Scan the lines below for the string "this" and report how many lines contain it, giving only the number.

# [Input rows]
------------------------------------------------------------

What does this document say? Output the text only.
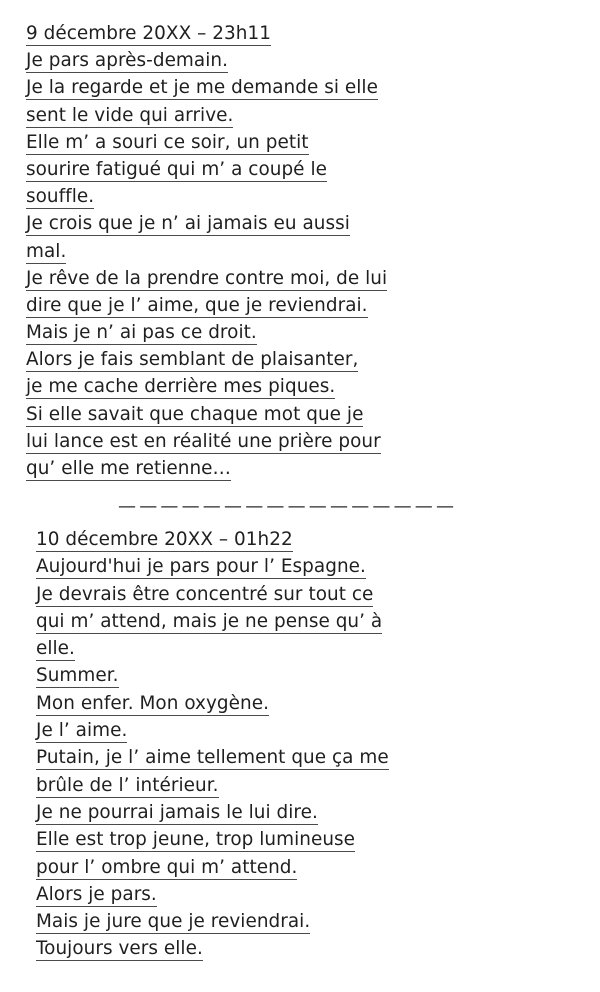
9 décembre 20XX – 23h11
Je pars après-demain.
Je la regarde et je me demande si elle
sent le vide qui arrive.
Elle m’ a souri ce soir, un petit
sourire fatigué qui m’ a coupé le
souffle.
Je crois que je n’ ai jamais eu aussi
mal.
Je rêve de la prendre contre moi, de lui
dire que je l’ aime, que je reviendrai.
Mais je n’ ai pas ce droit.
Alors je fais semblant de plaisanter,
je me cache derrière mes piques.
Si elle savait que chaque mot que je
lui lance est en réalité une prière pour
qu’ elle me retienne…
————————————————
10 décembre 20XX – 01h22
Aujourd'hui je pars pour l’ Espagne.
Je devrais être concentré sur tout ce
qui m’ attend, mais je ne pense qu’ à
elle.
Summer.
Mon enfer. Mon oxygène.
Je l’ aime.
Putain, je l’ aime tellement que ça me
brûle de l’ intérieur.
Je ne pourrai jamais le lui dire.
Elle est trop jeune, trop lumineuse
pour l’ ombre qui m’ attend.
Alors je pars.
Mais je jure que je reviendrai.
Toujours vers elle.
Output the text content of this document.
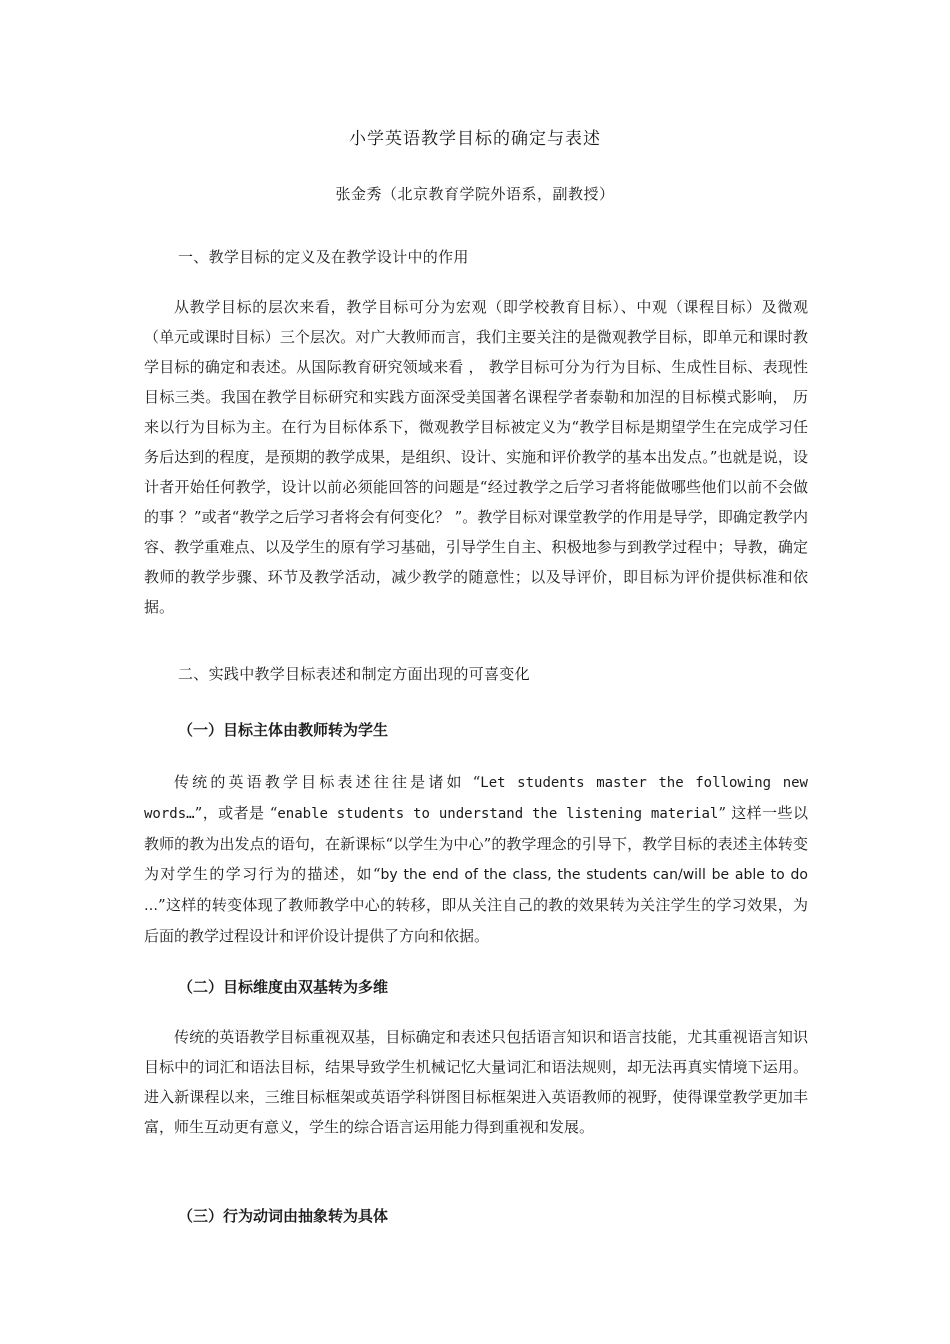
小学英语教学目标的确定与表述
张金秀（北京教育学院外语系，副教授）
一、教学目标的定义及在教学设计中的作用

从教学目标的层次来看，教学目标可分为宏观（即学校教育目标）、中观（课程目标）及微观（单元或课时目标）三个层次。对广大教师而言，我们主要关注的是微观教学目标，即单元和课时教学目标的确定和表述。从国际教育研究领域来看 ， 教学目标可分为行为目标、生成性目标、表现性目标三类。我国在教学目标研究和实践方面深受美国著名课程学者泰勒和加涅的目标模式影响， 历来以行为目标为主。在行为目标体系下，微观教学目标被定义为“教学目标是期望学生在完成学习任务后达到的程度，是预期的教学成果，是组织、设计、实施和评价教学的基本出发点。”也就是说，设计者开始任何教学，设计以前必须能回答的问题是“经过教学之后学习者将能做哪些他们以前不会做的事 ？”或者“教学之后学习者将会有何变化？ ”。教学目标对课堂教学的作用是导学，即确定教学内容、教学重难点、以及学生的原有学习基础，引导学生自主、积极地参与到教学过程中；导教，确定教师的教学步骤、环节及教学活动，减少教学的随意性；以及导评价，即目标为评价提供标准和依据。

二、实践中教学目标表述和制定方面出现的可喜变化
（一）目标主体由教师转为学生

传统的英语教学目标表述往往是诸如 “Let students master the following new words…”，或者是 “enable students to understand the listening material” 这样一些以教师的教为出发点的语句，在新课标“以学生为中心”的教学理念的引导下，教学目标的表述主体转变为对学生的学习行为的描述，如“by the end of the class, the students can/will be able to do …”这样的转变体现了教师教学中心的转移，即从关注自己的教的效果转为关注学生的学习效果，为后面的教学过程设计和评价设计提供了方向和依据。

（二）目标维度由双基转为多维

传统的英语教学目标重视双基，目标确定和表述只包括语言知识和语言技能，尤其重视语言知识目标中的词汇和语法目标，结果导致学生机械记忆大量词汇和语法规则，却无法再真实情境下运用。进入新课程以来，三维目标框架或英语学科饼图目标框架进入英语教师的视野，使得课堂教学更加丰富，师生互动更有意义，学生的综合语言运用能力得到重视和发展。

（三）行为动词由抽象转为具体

------------------------------------------------------------

# [Answer to the problem]
2